**EXERCISE TASK**
Work through the listing below and count the lines that hold "Distribution". Answer with the number alone.
— start of PROVIDED DATA —
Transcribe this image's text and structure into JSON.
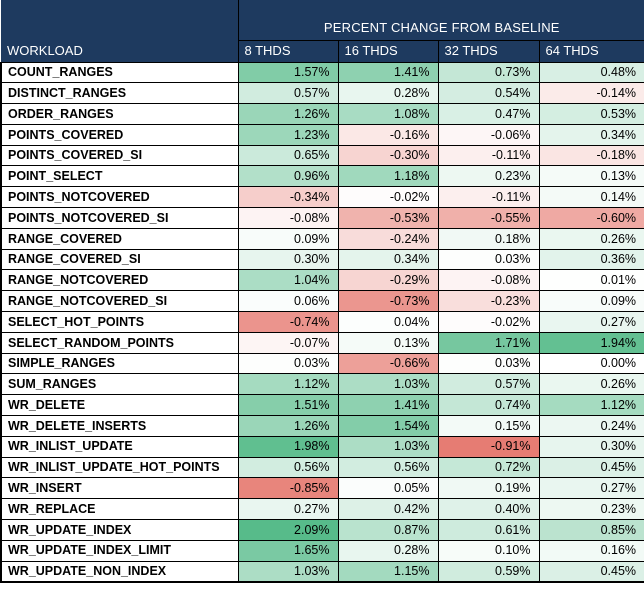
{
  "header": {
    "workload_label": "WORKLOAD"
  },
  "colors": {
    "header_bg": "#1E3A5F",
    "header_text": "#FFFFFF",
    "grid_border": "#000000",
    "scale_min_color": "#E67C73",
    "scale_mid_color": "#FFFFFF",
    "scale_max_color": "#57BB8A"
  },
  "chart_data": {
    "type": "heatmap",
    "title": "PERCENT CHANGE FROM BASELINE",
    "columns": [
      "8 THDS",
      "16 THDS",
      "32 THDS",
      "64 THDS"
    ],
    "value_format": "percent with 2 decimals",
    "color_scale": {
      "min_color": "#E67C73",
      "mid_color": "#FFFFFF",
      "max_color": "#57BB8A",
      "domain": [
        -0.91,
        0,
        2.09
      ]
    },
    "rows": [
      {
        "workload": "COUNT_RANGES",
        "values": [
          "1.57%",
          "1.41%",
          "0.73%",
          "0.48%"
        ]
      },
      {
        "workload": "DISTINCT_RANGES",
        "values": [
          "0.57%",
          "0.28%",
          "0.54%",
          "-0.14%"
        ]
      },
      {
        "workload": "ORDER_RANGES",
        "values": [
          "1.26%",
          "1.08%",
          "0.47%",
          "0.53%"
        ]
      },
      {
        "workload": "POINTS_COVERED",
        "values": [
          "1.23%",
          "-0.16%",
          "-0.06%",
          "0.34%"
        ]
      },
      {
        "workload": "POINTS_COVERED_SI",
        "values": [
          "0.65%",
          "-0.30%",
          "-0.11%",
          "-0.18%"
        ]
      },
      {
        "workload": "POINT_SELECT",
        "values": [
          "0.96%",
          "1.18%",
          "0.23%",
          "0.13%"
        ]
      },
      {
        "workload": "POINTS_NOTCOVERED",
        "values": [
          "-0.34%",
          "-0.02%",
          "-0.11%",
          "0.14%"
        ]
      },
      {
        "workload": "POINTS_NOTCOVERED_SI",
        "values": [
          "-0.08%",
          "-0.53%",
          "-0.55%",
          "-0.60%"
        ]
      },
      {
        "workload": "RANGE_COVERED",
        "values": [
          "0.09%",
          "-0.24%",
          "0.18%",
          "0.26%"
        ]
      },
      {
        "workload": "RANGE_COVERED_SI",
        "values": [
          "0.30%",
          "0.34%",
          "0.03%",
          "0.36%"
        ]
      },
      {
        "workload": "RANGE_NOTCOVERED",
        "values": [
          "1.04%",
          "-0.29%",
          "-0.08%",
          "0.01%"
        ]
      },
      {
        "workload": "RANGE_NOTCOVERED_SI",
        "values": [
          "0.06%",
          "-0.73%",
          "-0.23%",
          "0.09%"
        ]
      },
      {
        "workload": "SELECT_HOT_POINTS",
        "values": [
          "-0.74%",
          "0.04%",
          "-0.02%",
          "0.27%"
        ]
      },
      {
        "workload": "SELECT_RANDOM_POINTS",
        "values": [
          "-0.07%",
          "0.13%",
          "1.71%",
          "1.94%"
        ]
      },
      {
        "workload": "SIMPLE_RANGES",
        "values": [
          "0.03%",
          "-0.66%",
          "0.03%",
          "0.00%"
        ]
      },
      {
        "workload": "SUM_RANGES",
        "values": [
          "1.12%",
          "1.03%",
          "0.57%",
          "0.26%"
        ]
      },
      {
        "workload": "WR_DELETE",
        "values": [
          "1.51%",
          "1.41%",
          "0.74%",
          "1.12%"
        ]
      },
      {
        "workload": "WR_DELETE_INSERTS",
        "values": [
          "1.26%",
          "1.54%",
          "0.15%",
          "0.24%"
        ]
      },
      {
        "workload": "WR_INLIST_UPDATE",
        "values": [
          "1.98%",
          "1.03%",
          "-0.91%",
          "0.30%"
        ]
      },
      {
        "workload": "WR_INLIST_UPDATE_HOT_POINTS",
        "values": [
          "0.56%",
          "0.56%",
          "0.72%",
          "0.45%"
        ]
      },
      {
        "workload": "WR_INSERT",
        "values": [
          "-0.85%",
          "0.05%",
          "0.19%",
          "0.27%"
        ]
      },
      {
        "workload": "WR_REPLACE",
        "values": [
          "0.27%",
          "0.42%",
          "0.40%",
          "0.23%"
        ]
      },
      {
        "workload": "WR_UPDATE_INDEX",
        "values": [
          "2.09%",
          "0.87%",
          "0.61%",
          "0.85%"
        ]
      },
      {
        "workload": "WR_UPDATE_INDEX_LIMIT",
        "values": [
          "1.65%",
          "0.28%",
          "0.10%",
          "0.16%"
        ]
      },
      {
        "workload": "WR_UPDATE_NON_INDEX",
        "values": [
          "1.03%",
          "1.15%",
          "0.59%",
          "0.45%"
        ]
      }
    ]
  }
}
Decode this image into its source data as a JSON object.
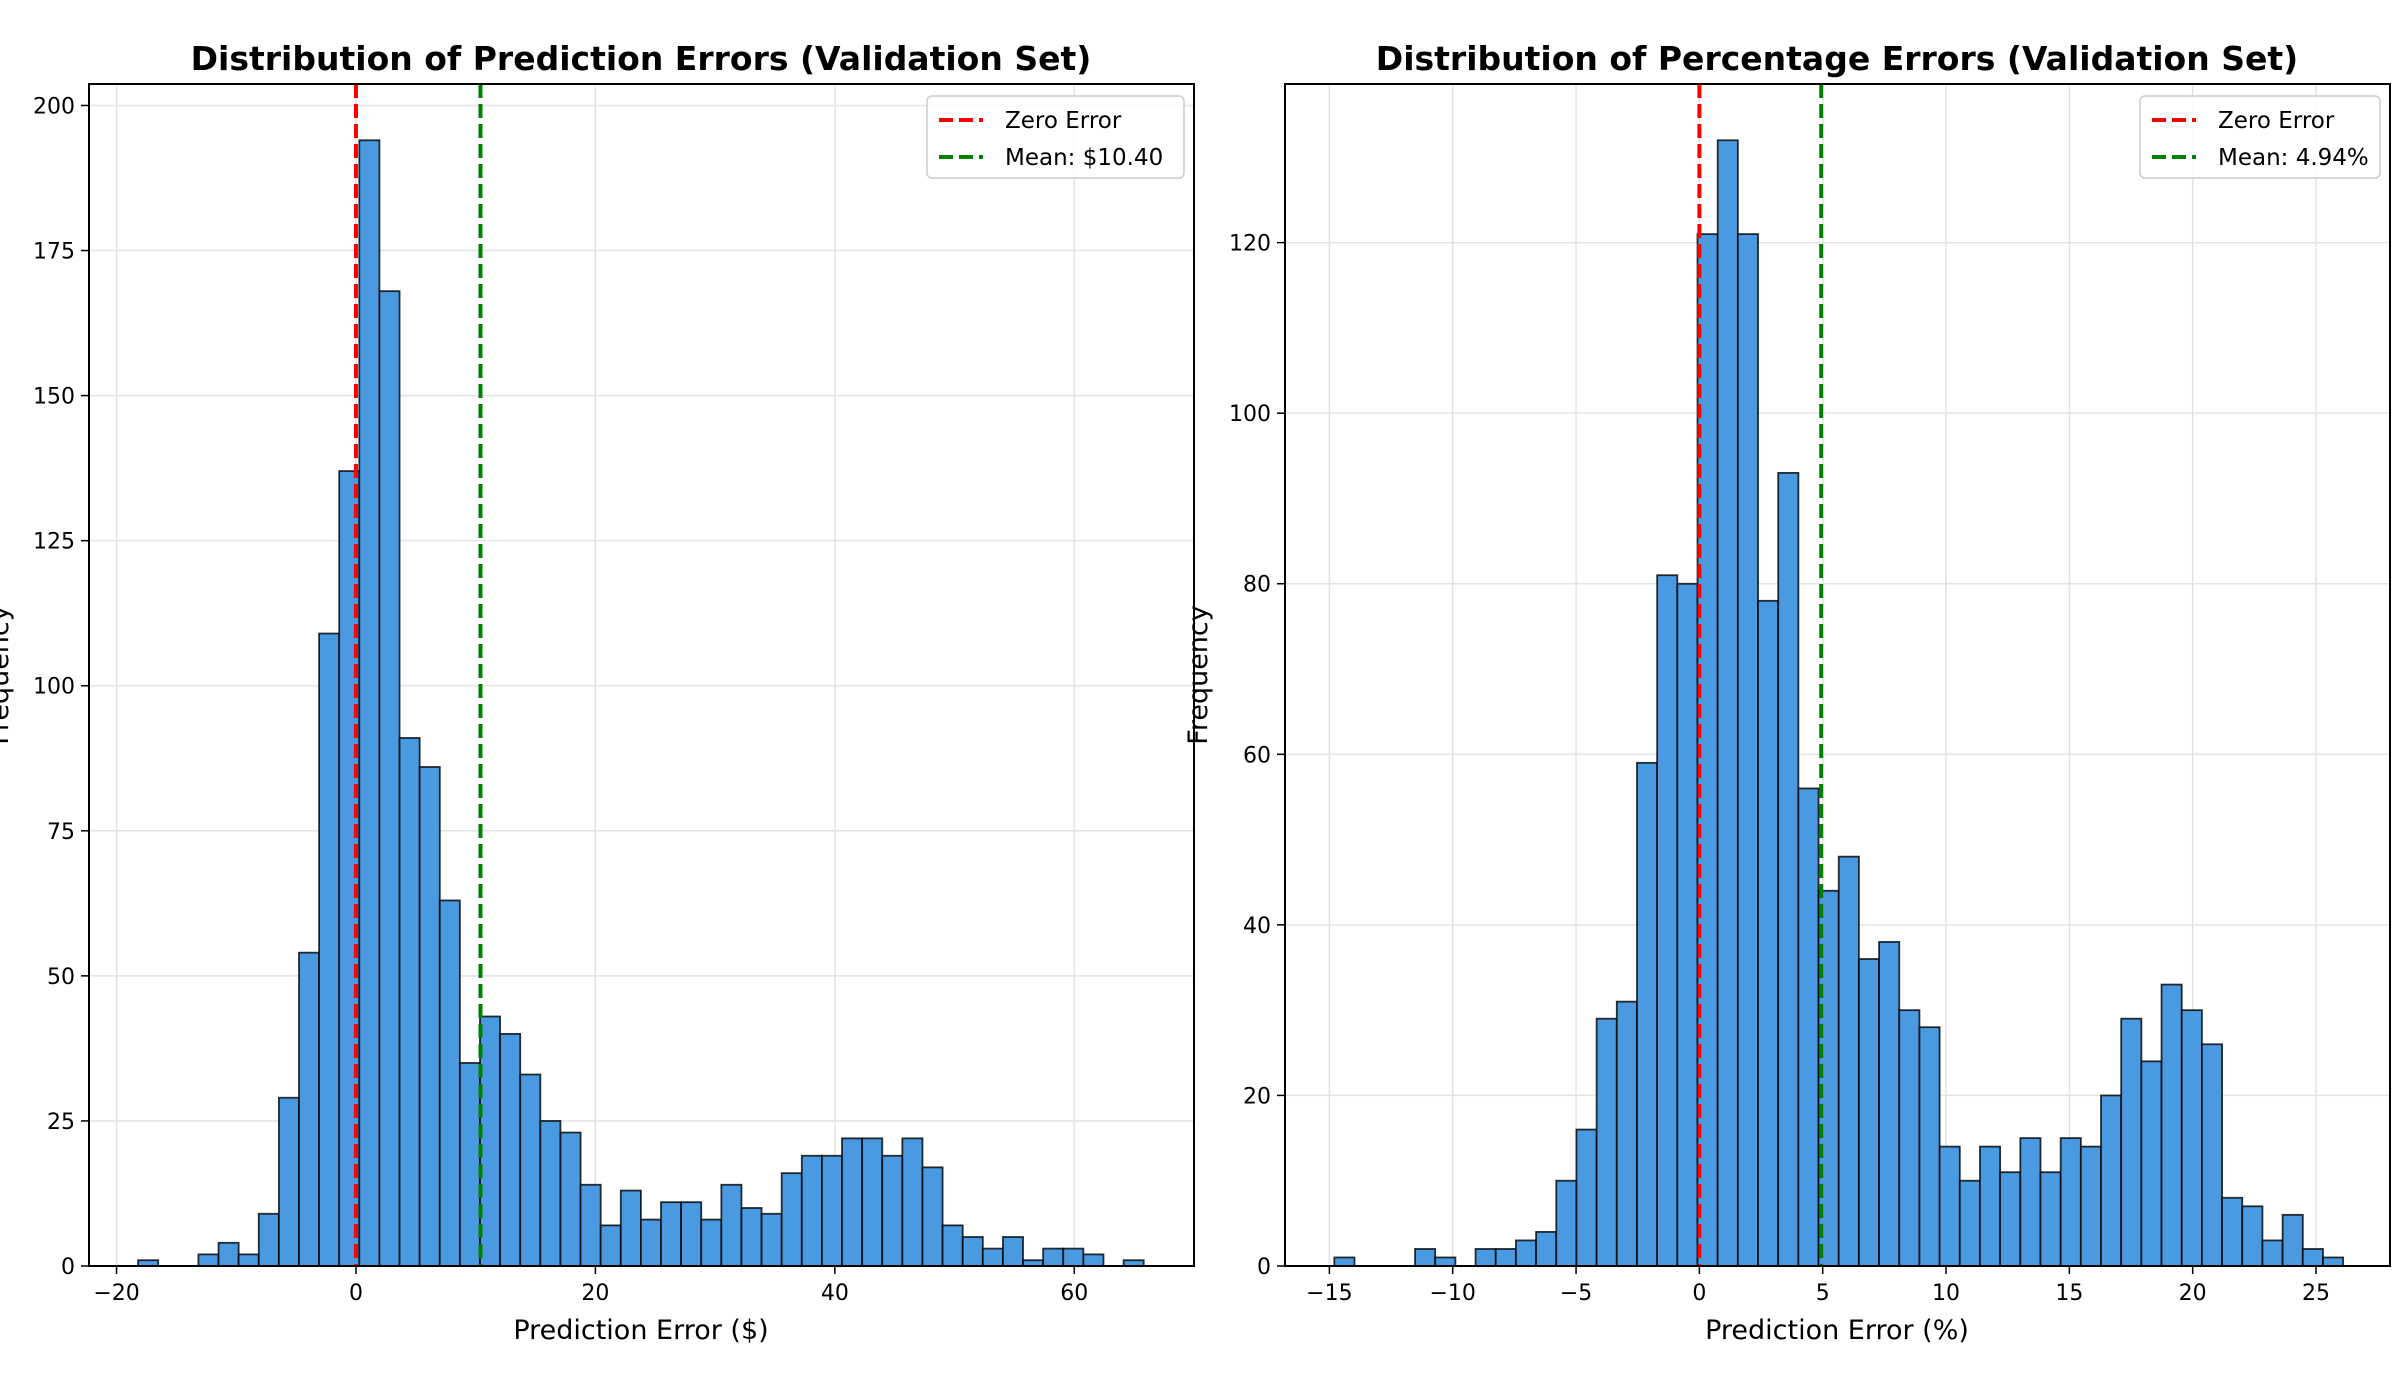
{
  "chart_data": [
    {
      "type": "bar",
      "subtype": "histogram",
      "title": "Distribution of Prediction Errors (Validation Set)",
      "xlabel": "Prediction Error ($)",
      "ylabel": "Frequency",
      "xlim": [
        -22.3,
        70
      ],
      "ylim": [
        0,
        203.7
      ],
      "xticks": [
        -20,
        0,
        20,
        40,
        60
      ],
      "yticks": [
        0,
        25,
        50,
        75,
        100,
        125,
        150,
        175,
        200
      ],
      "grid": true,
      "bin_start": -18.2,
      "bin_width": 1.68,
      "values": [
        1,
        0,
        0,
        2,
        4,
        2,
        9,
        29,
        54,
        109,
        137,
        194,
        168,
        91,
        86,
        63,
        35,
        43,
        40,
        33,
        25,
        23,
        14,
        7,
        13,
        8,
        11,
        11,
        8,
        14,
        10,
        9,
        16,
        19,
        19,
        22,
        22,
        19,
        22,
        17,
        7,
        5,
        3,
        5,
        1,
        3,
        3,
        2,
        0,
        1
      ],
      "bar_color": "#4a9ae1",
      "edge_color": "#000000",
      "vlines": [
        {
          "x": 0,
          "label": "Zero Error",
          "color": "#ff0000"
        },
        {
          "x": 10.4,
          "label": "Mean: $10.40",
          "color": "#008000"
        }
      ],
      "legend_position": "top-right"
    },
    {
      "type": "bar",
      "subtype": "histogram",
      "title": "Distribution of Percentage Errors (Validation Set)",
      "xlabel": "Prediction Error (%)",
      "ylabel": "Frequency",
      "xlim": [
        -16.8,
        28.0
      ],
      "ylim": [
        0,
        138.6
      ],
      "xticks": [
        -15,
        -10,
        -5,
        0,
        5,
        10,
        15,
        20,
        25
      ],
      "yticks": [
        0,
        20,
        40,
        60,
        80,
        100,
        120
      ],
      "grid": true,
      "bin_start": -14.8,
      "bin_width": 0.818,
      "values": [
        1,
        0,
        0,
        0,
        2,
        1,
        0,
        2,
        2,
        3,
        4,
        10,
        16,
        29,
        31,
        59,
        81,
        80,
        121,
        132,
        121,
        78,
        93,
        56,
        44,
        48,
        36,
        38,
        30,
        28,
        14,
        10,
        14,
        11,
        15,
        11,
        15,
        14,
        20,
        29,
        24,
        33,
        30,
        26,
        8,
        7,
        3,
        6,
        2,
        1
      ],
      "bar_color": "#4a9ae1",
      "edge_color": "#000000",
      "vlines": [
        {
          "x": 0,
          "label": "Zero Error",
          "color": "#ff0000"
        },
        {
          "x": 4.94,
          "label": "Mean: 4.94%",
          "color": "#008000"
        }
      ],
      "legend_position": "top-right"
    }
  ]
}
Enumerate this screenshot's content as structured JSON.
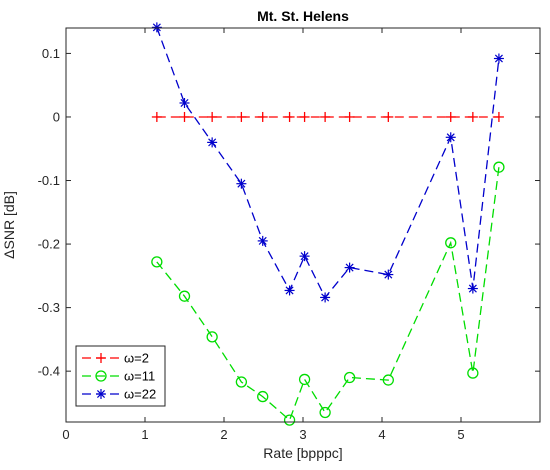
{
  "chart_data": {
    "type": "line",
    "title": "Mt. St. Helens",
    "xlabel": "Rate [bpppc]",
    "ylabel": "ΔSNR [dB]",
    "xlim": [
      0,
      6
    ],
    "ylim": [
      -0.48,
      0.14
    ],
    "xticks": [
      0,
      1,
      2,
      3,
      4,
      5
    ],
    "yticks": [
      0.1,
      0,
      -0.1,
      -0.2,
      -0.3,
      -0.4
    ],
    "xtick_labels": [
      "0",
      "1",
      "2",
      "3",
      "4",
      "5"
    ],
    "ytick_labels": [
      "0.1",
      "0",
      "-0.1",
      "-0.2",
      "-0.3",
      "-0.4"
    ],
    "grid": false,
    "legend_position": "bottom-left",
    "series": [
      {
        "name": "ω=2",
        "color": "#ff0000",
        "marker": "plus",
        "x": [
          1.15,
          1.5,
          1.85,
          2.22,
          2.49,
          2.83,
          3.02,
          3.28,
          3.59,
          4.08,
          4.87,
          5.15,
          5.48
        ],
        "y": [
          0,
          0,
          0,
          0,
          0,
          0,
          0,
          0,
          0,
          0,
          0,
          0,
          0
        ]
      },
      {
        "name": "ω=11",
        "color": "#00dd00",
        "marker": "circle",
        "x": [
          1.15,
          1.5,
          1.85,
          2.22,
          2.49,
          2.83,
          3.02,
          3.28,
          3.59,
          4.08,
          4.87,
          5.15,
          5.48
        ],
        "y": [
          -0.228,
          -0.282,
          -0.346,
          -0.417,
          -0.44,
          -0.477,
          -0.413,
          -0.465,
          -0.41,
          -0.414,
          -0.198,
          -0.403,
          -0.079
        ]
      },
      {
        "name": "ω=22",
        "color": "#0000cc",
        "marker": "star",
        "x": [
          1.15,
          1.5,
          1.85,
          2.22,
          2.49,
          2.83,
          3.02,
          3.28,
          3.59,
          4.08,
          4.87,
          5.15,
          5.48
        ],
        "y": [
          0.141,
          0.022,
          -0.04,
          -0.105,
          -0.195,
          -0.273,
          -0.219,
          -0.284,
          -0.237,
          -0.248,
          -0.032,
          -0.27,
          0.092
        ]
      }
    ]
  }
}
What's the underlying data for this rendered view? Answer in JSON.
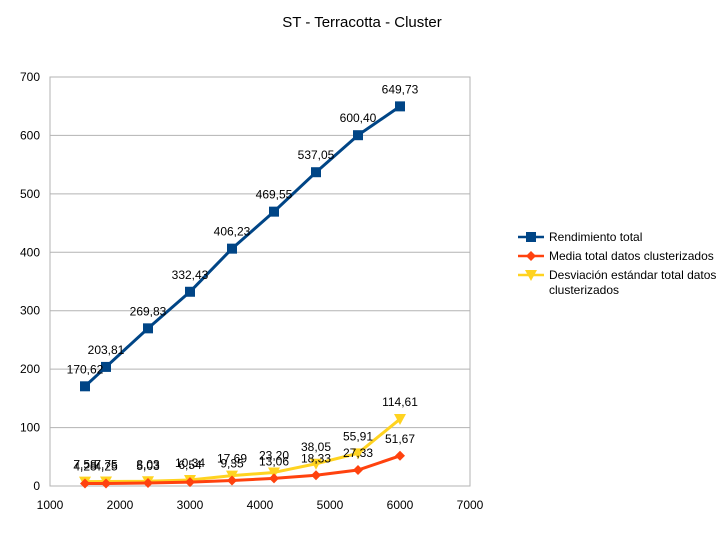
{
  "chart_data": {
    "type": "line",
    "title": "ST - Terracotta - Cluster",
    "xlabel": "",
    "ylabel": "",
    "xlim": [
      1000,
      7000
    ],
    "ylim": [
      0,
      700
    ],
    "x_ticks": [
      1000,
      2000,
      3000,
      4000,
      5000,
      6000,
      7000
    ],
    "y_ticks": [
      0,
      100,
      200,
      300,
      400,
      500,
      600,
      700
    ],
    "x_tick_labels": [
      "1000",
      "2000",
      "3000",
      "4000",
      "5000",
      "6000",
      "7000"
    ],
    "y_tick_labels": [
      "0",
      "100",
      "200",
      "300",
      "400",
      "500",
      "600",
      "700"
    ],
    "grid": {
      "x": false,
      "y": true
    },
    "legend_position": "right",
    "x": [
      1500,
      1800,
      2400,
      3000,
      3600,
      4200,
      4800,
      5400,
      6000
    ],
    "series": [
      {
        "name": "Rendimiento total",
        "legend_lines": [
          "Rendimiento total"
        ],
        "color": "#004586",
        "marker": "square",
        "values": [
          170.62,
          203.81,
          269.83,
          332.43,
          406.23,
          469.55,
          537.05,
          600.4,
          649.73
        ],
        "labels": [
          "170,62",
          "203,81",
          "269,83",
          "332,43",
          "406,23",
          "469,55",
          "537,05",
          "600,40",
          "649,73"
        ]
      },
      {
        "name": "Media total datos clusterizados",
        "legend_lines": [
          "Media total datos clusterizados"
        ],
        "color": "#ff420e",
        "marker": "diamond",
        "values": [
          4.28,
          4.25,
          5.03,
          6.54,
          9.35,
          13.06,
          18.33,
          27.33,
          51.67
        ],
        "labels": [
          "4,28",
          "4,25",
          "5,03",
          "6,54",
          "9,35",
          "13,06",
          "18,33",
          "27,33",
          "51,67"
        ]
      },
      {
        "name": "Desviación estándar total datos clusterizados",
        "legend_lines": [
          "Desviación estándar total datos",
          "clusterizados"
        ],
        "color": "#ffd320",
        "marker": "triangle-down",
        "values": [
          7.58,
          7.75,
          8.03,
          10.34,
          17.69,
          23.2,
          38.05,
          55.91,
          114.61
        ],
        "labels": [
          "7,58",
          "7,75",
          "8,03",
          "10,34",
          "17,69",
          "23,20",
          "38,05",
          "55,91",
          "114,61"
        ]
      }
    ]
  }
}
— end of PROVIDED DATA —
**RESPONSE FOR THIS EXERCISE**
2